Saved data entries
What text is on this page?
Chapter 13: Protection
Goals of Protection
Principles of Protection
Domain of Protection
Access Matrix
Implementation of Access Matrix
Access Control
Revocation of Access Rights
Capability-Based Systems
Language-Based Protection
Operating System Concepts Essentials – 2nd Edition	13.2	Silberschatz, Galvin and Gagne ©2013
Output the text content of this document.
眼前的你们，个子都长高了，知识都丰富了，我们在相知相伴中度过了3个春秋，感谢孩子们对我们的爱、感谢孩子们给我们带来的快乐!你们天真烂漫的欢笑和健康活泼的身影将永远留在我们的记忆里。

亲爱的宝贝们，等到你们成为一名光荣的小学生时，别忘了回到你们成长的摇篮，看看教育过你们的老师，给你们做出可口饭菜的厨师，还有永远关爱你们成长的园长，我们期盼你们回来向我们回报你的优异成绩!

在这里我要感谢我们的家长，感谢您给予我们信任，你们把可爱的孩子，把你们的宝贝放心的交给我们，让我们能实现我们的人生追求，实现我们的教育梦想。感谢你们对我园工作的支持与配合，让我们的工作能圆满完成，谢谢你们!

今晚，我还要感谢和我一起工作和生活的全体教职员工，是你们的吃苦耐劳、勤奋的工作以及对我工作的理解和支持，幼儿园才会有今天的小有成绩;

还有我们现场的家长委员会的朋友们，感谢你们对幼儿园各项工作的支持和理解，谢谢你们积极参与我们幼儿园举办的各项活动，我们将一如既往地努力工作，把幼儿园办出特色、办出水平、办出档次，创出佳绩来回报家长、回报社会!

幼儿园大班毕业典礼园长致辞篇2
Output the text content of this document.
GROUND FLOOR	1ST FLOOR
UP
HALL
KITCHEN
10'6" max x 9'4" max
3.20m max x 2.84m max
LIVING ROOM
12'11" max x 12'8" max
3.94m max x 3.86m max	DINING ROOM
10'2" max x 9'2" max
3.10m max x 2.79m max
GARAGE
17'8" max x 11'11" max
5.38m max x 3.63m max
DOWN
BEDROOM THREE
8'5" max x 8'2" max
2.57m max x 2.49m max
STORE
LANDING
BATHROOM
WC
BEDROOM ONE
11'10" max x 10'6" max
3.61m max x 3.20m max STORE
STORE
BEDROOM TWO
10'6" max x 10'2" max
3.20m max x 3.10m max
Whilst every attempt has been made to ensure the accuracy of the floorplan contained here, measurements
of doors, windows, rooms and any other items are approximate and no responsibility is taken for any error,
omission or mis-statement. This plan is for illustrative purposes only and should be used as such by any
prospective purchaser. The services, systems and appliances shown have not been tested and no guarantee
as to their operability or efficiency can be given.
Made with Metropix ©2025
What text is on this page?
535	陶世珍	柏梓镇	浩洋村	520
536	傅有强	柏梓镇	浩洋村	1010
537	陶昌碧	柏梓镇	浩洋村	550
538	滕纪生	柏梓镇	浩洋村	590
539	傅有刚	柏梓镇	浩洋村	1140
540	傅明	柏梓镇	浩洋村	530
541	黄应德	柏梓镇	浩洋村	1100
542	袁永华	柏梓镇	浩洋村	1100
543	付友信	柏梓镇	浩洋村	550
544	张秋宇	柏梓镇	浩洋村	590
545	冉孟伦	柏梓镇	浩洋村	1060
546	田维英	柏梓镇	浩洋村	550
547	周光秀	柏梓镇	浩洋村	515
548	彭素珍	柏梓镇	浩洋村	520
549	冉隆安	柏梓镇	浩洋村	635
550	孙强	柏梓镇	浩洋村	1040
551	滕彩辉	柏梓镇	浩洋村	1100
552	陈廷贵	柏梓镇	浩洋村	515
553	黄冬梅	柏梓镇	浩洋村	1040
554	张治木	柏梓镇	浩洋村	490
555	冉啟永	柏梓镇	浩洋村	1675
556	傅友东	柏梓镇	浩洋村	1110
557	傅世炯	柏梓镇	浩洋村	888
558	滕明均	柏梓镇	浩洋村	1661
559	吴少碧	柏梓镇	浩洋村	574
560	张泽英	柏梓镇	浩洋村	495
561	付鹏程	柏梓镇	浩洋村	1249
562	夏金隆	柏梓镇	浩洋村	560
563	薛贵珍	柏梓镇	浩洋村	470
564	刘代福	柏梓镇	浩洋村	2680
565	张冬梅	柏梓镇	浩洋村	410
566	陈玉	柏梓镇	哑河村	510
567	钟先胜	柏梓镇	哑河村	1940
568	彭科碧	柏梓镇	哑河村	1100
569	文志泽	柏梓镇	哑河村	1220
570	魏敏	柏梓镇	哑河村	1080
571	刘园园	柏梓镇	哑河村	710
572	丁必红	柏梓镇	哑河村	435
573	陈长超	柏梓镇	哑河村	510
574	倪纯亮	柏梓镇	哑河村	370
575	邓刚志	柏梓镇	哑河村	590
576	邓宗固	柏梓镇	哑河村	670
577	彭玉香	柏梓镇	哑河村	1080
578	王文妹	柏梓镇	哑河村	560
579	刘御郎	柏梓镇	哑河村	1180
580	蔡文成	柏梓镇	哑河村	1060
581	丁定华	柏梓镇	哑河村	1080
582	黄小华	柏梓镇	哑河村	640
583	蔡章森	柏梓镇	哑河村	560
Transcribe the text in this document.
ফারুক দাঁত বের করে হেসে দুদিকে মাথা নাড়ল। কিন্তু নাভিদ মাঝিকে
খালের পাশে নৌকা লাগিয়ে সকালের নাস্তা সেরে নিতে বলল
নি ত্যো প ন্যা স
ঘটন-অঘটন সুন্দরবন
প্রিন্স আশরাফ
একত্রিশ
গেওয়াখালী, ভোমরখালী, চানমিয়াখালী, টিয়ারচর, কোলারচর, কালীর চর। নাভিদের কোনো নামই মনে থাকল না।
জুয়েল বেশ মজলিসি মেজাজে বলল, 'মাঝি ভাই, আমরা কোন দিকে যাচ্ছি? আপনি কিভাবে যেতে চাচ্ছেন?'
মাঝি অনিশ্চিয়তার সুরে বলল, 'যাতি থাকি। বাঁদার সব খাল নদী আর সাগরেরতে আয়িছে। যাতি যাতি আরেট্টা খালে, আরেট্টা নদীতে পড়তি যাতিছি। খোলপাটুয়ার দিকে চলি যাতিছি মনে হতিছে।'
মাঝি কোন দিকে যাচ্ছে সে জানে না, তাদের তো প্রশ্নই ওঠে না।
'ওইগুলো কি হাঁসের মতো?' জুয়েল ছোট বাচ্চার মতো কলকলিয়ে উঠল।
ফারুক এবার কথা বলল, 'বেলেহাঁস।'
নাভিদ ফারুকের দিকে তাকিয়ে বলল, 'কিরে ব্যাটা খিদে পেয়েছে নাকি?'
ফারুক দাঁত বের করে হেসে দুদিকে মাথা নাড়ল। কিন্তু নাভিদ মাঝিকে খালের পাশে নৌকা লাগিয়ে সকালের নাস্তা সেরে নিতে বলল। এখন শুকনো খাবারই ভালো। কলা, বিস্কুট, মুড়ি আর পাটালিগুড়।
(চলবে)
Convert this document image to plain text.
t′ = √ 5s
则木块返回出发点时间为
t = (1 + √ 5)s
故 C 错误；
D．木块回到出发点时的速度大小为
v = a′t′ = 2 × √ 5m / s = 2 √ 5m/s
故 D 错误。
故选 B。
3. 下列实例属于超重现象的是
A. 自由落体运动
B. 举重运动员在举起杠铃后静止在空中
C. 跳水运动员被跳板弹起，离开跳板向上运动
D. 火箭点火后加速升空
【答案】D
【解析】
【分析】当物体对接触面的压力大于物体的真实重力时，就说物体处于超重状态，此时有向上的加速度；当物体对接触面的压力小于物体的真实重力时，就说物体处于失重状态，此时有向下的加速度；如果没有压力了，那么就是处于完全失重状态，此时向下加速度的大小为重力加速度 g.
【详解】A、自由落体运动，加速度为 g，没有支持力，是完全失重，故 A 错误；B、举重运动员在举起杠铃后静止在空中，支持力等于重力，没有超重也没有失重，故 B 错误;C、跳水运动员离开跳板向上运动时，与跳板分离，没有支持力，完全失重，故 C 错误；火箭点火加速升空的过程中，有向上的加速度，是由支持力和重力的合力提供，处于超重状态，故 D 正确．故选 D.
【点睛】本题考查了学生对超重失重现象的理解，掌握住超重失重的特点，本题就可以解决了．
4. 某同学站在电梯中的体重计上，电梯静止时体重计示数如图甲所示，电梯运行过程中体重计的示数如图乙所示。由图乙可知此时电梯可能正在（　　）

• GOAL:
Go through the listing above and list every line that has the word "been".

• OUTPUT:
Whilst every attempt has been made to ensure the accuracy of the floorplan contained here, measurements
prospective purchaser. The services, systems and appliances shown have not been tested and no guarantee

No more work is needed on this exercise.